**** Material supplied
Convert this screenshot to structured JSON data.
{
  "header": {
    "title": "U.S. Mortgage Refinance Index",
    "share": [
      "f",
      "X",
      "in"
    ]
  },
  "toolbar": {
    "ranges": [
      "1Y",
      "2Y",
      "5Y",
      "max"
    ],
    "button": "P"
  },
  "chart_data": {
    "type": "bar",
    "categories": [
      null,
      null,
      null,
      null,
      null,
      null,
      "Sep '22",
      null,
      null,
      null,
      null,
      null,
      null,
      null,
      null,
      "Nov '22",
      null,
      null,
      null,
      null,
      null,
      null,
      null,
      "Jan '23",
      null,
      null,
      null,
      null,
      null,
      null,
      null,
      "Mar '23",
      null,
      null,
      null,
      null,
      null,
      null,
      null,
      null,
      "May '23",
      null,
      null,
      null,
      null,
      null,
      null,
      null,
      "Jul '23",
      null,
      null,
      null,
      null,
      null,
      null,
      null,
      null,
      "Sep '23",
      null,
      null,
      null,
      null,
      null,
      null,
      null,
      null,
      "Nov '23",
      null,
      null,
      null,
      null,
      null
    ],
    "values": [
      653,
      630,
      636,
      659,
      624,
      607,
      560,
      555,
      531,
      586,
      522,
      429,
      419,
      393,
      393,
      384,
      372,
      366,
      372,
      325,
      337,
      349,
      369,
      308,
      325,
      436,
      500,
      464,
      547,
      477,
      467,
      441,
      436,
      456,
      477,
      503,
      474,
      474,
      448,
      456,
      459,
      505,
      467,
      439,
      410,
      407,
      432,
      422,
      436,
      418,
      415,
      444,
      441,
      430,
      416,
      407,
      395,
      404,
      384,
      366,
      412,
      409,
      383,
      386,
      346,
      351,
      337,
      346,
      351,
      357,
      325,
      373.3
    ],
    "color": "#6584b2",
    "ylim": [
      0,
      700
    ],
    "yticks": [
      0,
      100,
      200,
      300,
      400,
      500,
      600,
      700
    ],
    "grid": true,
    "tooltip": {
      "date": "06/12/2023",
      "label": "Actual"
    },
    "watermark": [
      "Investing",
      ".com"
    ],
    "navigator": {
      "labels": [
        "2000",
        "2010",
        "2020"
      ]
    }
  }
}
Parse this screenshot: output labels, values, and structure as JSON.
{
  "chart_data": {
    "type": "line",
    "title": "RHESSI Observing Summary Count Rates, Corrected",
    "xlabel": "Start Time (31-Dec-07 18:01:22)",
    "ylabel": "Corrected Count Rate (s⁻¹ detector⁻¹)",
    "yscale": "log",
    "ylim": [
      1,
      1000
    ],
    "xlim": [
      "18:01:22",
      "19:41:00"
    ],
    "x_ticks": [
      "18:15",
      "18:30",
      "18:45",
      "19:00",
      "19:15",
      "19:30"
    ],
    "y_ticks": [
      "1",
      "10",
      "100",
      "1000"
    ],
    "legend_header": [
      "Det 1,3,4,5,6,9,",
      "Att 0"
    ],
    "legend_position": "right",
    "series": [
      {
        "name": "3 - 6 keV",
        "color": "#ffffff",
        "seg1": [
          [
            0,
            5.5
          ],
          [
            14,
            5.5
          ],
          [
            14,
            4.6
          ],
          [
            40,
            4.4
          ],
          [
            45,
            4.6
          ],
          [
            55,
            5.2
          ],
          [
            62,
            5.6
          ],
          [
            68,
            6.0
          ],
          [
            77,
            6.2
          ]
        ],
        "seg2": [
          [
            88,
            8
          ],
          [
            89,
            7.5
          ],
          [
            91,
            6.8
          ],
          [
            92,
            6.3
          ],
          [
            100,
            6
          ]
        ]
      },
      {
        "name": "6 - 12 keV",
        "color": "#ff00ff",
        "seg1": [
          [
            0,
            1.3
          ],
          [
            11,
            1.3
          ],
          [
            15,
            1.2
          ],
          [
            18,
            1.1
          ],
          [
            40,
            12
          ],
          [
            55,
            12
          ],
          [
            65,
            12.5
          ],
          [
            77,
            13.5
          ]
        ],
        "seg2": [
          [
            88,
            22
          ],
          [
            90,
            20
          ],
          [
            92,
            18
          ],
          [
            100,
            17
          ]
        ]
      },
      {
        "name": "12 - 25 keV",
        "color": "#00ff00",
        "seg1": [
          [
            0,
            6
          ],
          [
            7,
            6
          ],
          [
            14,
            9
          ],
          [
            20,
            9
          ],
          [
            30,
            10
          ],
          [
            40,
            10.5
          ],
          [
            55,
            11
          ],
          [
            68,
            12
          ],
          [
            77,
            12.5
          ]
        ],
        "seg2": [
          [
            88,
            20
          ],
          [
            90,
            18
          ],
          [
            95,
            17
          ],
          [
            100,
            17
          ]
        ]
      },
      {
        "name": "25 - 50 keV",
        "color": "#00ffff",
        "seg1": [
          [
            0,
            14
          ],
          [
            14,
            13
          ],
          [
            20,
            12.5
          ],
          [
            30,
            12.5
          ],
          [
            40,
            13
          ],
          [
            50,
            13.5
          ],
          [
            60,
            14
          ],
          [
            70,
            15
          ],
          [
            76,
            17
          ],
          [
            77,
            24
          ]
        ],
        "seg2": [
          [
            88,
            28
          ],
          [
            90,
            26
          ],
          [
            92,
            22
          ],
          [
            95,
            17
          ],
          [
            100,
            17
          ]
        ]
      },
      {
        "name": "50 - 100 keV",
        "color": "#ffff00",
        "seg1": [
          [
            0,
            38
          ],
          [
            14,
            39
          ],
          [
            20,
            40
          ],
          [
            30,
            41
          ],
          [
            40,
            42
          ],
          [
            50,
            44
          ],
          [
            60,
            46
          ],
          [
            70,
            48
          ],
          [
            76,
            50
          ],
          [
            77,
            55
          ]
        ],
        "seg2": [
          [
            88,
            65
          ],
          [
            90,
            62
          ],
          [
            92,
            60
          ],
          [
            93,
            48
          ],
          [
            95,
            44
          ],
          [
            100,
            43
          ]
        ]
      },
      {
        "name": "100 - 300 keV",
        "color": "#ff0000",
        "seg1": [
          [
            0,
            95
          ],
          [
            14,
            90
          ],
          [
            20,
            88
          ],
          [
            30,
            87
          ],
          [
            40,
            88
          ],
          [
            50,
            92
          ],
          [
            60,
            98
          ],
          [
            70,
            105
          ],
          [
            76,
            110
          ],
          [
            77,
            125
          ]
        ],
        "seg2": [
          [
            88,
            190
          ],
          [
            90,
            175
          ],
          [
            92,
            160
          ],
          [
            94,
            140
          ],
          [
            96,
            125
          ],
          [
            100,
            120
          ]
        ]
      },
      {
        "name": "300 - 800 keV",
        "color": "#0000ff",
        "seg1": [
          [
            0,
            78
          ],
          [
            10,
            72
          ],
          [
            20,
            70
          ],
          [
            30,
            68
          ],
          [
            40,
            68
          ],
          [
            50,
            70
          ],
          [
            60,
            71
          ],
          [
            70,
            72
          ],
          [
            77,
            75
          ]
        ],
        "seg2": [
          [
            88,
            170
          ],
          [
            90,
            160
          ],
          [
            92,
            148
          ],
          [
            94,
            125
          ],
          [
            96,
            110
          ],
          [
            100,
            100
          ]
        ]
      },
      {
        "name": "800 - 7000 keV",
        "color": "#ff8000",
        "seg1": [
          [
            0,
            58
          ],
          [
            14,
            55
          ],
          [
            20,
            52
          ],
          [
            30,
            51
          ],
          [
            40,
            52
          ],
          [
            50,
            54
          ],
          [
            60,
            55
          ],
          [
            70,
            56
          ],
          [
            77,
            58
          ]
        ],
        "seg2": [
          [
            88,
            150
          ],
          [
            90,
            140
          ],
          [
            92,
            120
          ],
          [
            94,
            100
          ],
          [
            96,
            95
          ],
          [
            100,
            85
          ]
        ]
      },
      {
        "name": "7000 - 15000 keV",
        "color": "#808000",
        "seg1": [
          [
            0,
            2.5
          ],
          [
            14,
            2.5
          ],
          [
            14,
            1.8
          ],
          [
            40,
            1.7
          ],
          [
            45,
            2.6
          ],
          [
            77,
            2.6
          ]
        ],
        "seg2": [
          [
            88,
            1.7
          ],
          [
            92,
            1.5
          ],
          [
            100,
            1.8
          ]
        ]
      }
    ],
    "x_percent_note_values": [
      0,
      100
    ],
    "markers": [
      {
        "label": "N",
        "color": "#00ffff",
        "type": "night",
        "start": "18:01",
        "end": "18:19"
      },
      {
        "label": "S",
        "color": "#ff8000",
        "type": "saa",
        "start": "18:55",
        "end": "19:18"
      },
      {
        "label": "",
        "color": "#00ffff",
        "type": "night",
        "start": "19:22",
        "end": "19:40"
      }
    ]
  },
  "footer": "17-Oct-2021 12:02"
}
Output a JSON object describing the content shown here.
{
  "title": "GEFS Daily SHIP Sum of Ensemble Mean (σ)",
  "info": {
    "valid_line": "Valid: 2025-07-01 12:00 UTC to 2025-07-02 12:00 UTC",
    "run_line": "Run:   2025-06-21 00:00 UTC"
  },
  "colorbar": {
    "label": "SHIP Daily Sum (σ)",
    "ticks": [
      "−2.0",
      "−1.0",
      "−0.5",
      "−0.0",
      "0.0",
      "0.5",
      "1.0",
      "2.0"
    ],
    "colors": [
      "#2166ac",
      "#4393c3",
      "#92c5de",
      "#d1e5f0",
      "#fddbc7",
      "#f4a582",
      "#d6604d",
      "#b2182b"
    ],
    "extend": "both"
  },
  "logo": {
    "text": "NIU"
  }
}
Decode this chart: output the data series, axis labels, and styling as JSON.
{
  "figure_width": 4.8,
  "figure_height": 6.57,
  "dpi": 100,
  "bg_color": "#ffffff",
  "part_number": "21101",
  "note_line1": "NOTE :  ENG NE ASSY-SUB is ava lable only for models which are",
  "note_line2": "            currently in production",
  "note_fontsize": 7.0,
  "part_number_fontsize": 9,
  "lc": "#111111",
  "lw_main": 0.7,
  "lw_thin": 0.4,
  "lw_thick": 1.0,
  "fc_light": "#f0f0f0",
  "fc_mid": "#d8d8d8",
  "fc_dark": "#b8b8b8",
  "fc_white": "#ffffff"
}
********
Requirement: Starting at the line that contains "Decode this chart: output", copy each line exactly through the end of the listing above. Include that first line and the last one, and add nothing.

The reply:
Decode this chart: output the data series, axis labels, and styling as JSON.
{
  "figure_width": 4.8,
  "figure_height": 6.57,
  "dpi": 100,
  "bg_color": "#ffffff",
  "part_number": "21101",
  "note_line1": "NOTE :  ENG NE ASSY-SUB is ava lable only for models which are",
  "note_line2": "            currently in production",
  "note_fontsize": 7.0,
  "part_number_fontsize": 9,
  "lc": "#111111",
  "lw_main": 0.7,
  "lw_thin": 0.4,
  "lw_thick": 1.0,
  "fc_light": "#f0f0f0",
  "fc_mid": "#d8d8d8",
  "fc_dark": "#b8b8b8",
  "fc_white": "#ffffff"
}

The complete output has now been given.